Instructions to follow: Write out the listing below without alteration, omitting its pictures.

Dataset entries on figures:
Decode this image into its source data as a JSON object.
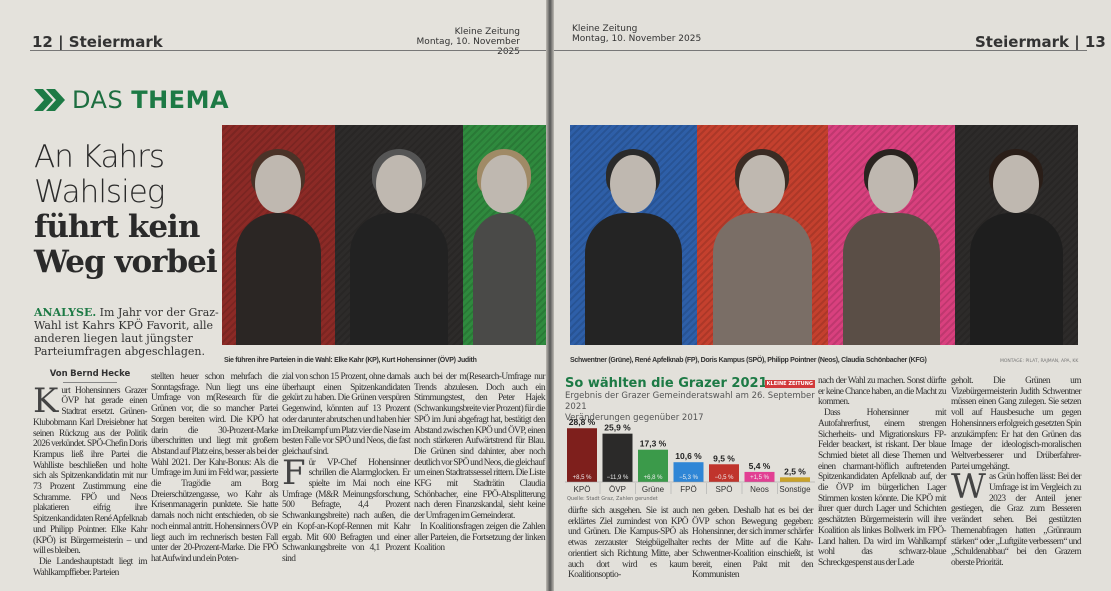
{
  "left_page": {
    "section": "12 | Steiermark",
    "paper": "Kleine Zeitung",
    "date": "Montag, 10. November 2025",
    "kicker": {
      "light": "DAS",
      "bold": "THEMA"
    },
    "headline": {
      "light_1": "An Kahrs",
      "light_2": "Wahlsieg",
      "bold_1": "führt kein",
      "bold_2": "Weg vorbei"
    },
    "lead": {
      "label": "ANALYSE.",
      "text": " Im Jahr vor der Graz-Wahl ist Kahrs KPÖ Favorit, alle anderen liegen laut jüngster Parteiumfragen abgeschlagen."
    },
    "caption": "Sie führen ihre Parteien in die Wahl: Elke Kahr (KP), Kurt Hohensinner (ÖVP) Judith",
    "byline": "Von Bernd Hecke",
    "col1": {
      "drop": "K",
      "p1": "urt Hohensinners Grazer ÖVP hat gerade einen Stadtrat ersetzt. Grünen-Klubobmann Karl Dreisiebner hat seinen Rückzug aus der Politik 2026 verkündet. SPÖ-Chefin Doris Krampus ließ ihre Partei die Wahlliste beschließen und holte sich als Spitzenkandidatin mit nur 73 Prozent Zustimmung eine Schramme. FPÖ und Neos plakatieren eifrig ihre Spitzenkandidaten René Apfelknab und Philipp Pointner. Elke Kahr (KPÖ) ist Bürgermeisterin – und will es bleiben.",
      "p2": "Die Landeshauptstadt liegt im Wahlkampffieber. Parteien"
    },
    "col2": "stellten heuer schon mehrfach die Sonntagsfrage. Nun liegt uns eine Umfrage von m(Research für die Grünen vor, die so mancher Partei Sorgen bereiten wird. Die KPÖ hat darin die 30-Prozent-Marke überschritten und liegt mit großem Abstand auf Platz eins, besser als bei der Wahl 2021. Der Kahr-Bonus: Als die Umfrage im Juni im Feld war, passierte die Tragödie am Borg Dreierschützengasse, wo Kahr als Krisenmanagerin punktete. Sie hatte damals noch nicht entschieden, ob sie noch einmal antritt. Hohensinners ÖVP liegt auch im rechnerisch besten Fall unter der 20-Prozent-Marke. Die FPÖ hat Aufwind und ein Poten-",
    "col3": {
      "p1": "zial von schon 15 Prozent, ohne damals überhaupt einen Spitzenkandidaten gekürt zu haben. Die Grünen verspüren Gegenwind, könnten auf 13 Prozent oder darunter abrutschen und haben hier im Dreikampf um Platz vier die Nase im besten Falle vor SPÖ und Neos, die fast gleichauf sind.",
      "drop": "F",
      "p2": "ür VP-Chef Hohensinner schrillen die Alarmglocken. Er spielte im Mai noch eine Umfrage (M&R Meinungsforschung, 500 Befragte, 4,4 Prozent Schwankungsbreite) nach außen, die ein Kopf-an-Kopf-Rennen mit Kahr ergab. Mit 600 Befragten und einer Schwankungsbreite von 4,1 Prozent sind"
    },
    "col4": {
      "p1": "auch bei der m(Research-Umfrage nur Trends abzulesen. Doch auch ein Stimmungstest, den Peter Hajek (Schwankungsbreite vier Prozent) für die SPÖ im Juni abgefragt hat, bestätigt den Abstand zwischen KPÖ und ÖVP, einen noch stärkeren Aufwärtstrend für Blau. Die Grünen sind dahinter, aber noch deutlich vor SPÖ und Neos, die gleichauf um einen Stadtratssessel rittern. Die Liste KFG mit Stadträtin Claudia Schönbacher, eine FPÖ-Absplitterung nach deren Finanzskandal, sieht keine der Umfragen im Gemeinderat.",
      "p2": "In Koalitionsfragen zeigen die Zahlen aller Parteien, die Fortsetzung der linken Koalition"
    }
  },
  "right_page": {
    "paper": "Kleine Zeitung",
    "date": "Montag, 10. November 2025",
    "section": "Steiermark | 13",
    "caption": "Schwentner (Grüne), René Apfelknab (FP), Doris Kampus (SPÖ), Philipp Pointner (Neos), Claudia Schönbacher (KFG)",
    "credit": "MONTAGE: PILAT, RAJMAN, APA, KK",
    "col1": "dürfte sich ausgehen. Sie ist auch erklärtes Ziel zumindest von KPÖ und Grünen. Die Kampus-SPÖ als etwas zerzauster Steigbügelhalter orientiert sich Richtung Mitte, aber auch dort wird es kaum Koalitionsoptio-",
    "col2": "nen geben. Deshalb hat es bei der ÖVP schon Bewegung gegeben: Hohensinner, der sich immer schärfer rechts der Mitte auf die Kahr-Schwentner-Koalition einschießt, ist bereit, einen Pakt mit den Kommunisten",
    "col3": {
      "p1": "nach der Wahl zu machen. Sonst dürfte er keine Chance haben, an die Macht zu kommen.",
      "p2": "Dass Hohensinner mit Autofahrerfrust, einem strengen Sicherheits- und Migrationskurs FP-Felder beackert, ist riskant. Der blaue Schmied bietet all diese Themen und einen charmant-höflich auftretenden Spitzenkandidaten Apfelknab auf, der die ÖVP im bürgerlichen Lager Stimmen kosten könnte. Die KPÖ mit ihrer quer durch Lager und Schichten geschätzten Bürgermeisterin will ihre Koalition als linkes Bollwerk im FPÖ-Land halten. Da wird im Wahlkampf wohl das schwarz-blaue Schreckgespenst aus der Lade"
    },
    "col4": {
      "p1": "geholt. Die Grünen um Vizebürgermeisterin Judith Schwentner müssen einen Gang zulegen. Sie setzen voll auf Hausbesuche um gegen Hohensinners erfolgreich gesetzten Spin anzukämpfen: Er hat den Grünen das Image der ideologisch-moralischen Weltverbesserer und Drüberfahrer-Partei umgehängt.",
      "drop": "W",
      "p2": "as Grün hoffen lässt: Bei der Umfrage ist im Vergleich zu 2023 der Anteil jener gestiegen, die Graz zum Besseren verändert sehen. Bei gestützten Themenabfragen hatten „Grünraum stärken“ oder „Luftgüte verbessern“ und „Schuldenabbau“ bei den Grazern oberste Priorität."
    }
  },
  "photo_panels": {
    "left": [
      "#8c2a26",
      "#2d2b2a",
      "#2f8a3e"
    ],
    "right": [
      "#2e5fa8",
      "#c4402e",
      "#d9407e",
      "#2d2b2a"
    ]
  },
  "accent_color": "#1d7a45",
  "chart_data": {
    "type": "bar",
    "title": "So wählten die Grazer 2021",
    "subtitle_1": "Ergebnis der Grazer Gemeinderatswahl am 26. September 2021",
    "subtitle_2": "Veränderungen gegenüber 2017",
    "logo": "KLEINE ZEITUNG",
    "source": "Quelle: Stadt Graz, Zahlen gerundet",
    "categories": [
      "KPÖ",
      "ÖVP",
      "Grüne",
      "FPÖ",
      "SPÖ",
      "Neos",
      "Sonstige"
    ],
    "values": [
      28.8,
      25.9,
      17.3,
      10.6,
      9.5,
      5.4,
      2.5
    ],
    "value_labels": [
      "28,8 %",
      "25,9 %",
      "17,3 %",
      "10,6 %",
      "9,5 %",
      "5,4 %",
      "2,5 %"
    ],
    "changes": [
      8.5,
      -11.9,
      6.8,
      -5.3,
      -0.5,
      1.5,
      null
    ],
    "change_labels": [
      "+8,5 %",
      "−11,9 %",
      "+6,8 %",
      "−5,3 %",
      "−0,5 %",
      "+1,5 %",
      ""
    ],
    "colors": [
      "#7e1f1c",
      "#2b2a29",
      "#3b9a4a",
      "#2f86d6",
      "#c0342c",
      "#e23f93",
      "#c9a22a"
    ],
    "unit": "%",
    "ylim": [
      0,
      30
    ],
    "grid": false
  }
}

Exercise output:
Decode this image into its source data as a JSON object.
{
  "left_page": {
    "section": "12 | Steiermark",
    "paper": "Kleine Zeitung",
    "date": "Montag, 10. November 2025",
    "kicker": {
      "light": "DAS",
      "bold": "THEMA"
    },
    "headline": {
      "light_1": "An Kahrs",
      "light_2": "Wahlsieg",
      "bold_1": "führt kein",
      "bold_2": "Weg vorbei"
    },
    "lead": {
      "label": "ANALYSE.",
      "text": " Im Jahr vor der Graz-Wahl ist Kahrs KPÖ Favorit, alle anderen liegen laut jüngster Parteiumfragen abgeschlagen."
    },
    "caption": "Sie führen ihre Parteien in die Wahl: Elke Kahr (KP), Kurt Hohensinner (ÖVP) Judith",
    "byline": "Von Bernd Hecke",
    "col1": {
      "drop": "K",
      "p1": "urt Hohensinners Grazer ÖVP hat gerade einen Stadtrat ersetzt. Grünen-Klubobmann Karl Dreisiebner hat seinen Rückzug aus der Politik 2026 verkündet. SPÖ-Chefin Doris Krampus ließ ihre Partei die Wahlliste beschließen und holte sich als Spitzenkandidatin mit nur 73 Prozent Zustimmung eine Schramme. FPÖ und Neos plakatieren eifrig ihre Spitzenkandidaten René Apfelknab und Philipp Pointner. Elke Kahr (KPÖ) ist Bürgermeisterin – und will es bleiben.",
      "p2": "Die Landeshauptstadt liegt im Wahlkampffieber. Parteien"
    },
    "col2": "stellten heuer schon mehrfach die Sonntagsfrage. Nun liegt uns eine Umfrage von m(Research für die Grünen vor, die so mancher Partei Sorgen bereiten wird. Die KPÖ hat darin die 30-Prozent-Marke überschritten und liegt mit großem Abstand auf Platz eins, besser als bei der Wahl 2021. Der Kahr-Bonus: Als die Umfrage im Juni im Feld war, passierte die Tragödie am Borg Dreierschützengasse, wo Kahr als Krisenmanagerin punktete. Sie hatte damals noch nicht entschieden, ob sie noch einmal antritt. Hohensinners ÖVP liegt auch im rechnerisch besten Fall unter der 20-Prozent-Marke. Die FPÖ hat Aufwind und ein Poten-",
    "col3": {
      "p1": "zial von schon 15 Prozent, ohne damals überhaupt einen Spitzenkandidaten gekürt zu haben. Die Grünen verspüren Gegenwind, könnten auf 13 Prozent oder darunter abrutschen und haben hier im Dreikampf um Platz vier die Nase im besten Falle vor SPÖ und Neos, die fast gleichauf sind.",
      "drop": "F",
      "p2": "ür VP-Chef Hohensinner schrillen die Alarmglocken. Er spielte im Mai noch eine Umfrage (M&R Meinungsforschung, 500 Befragte, 4,4 Prozent Schwankungsbreite) nach außen, die ein Kopf-an-Kopf-Rennen mit Kahr ergab. Mit 600 Befragten und einer Schwankungsbreite von 4,1 Prozent sind"
    },
    "col4": {
      "p1": "auch bei der m(Research-Umfrage nur Trends abzulesen. Doch auch ein Stimmungstest, den Peter Hajek (Schwankungsbreite vier Prozent) für die SPÖ im Juni abgefragt hat, bestätigt den Abstand zwischen KPÖ und ÖVP, einen noch stärkeren Aufwärtstrend für Blau. Die Grünen sind dahinter, aber noch deutlich vor SPÖ und Neos, die gleichauf um einen Stadtratssessel rittern. Die Liste KFG mit Stadträtin Claudia Schönbacher, eine FPÖ-Absplitterung nach deren Finanzskandal, sieht keine der Umfragen im Gemeinderat.",
      "p2": "In Koalitionsfragen zeigen die Zahlen aller Parteien, die Fortsetzung der linken Koalition"
    }
  },
  "right_page": {
    "paper": "Kleine Zeitung",
    "date": "Montag, 10. November 2025",
    "section": "Steiermark | 13",
    "caption": "Schwentner (Grüne), René Apfelknab (FP), Doris Kampus (SPÖ), Philipp Pointner (Neos), Claudia Schönbacher (KFG)",
    "credit": "MONTAGE: PILAT, RAJMAN, APA, KK",
    "col1": "dürfte sich ausgehen. Sie ist auch erklärtes Ziel zumindest von KPÖ und Grünen. Die Kampus-SPÖ als etwas zerzauster Steigbügelhalter orientiert sich Richtung Mitte, aber auch dort wird es kaum Koalitionsoptio-",
    "col2": "nen geben. Deshalb hat es bei der ÖVP schon Bewegung gegeben: Hohensinner, der sich immer schärfer rechts der Mitte auf die Kahr-Schwentner-Koalition einschießt, ist bereit, einen Pakt mit den Kommunisten",
    "col3": {
      "p1": "nach der Wahl zu machen. Sonst dürfte er keine Chance haben, an die Macht zu kommen.",
      "p2": "Dass Hohensinner mit Autofahrerfrust, einem strengen Sicherheits- und Migrationskurs FP-Felder beackert, ist riskant. Der blaue Schmied bietet all diese Themen und einen charmant-höflich auftretenden Spitzenkandidaten Apfelknab auf, der die ÖVP im bürgerlichen Lager Stimmen kosten könnte. Die KPÖ mit ihrer quer durch Lager und Schichten geschätzten Bürgermeisterin will ihre Koalition als linkes Bollwerk im FPÖ-Land halten. Da wird im Wahlkampf wohl das schwarz-blaue Schreckgespenst aus der Lade"
    },
    "col4": {
      "p1": "geholt. Die Grünen um Vizebürgermeisterin Judith Schwentner müssen einen Gang zulegen. Sie setzen voll auf Hausbesuche um gegen Hohensinners erfolgreich gesetzten Spin anzukämpfen: Er hat den Grünen das Image der ideologisch-moralischen Weltverbesserer und Drüberfahrer-Partei umgehängt.",
      "drop": "W",
      "p2": "as Grün hoffen lässt: Bei der Umfrage ist im Vergleich zu 2023 der Anteil jener gestiegen, die Graz zum Besseren verändert sehen. Bei gestützten Themenabfragen hatten „Grünraum stärken“ oder „Luftgüte verbessern“ und „Schuldenabbau“ bei den Grazern oberste Priorität."
    }
  },
  "photo_panels": {
    "left": [
      "#8c2a26",
      "#2d2b2a",
      "#2f8a3e"
    ],
    "right": [
      "#2e5fa8",
      "#c4402e",
      "#d9407e",
      "#2d2b2a"
    ]
  },
  "accent_color": "#1d7a45",
  "chart_data": {
    "type": "bar",
    "title": "So wählten die Grazer 2021",
    "subtitle_1": "Ergebnis der Grazer Gemeinderatswahl am 26. September 2021",
    "subtitle_2": "Veränderungen gegenüber 2017",
    "logo": "KLEINE ZEITUNG",
    "source": "Quelle: Stadt Graz, Zahlen gerundet",
    "categories": [
      "KPÖ",
      "ÖVP",
      "Grüne",
      "FPÖ",
      "SPÖ",
      "Neos",
      "Sonstige"
    ],
    "values": [
      28.8,
      25.9,
      17.3,
      10.6,
      9.5,
      5.4,
      2.5
    ],
    "value_labels": [
      "28,8 %",
      "25,9 %",
      "17,3 %",
      "10,6 %",
      "9,5 %",
      "5,4 %",
      "2,5 %"
    ],
    "changes": [
      8.5,
      -11.9,
      6.8,
      -5.3,
      -0.5,
      1.5,
      null
    ],
    "change_labels": [
      "+8,5 %",
      "−11,9 %",
      "+6,8 %",
      "−5,3 %",
      "−0,5 %",
      "+1,5 %",
      ""
    ],
    "colors": [
      "#7e1f1c",
      "#2b2a29",
      "#3b9a4a",
      "#2f86d6",
      "#c0342c",
      "#e23f93",
      "#c9a22a"
    ],
    "unit": "%",
    "ylim": [
      0,
      30
    ],
    "grid": false
  }
}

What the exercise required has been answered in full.